→ What is expected
From the listing below, extract every line in which the word "Dollar" appears.

→ Records supplied
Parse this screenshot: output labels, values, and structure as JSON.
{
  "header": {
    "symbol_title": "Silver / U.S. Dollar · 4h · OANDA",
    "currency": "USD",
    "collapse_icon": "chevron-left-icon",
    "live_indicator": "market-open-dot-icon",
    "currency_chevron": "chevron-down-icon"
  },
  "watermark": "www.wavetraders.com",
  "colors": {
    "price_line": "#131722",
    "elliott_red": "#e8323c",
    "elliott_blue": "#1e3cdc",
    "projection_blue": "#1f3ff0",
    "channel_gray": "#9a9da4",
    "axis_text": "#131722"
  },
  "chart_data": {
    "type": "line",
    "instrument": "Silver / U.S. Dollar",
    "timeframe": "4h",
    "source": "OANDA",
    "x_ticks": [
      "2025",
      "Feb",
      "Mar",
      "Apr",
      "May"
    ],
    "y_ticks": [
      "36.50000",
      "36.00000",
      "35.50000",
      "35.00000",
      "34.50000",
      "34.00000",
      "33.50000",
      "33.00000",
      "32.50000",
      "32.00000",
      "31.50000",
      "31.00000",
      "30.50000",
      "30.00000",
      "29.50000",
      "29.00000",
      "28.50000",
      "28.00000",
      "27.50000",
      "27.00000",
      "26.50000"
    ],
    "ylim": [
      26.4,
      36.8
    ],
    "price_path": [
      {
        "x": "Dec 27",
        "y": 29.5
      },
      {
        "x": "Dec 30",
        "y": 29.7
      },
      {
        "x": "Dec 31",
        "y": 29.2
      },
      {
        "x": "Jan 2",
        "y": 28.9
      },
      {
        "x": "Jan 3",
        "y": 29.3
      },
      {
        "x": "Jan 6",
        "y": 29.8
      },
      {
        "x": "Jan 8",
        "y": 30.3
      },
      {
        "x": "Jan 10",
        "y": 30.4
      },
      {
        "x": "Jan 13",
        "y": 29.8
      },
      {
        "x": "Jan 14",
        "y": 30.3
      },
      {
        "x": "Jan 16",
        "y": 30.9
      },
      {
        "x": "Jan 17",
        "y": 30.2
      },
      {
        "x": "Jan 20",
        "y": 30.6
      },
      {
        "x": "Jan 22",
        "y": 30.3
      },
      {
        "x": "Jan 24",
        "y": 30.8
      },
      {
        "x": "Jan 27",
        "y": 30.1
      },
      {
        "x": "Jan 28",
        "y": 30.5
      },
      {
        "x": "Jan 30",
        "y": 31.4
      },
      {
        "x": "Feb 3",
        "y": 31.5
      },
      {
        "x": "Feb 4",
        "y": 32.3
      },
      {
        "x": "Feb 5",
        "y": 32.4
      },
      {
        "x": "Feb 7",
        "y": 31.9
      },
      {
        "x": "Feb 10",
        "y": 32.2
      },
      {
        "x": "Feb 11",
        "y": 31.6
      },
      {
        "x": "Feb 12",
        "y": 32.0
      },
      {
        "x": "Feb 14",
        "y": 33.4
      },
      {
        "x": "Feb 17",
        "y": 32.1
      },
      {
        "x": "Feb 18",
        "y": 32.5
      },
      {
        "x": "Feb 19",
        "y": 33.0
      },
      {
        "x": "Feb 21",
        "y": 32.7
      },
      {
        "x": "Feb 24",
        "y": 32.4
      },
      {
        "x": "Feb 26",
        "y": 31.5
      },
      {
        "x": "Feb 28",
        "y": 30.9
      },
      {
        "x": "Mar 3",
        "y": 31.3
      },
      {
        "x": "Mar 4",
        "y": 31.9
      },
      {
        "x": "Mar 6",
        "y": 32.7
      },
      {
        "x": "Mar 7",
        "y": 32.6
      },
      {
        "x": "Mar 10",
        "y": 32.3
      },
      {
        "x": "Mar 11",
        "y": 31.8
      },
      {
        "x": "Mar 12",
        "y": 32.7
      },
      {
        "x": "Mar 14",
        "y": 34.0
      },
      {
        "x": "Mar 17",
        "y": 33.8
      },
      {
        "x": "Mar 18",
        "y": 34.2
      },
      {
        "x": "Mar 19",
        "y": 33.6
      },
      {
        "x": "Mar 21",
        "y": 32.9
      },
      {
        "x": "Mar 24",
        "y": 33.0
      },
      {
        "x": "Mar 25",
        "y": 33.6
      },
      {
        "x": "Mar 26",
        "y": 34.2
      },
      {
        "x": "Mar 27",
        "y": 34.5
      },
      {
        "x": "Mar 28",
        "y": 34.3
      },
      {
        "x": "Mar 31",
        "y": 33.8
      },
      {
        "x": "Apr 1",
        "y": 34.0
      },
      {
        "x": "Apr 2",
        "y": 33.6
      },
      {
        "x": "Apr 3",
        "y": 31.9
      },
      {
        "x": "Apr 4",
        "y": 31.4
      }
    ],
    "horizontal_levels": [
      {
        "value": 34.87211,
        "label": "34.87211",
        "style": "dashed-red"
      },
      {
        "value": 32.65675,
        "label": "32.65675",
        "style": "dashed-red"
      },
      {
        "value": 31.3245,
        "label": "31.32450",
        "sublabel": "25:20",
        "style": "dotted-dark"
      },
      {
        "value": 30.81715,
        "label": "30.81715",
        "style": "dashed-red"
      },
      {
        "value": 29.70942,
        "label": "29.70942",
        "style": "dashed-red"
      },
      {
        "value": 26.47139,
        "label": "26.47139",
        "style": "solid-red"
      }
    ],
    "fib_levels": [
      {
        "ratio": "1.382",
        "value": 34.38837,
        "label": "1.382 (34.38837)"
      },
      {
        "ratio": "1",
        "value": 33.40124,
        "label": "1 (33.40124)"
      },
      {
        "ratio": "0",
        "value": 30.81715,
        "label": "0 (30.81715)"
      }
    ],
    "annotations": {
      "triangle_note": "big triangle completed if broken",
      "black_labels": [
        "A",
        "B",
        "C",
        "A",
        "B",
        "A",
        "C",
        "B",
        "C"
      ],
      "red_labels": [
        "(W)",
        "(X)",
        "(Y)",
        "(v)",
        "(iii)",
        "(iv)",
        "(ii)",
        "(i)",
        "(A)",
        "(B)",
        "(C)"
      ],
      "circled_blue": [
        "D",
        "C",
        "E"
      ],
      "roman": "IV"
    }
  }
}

→ Correct answer
    "symbol_title": "Silver / U.S. Dollar · 4h · OANDA",
    "instrument": "Silver / U.S. Dollar",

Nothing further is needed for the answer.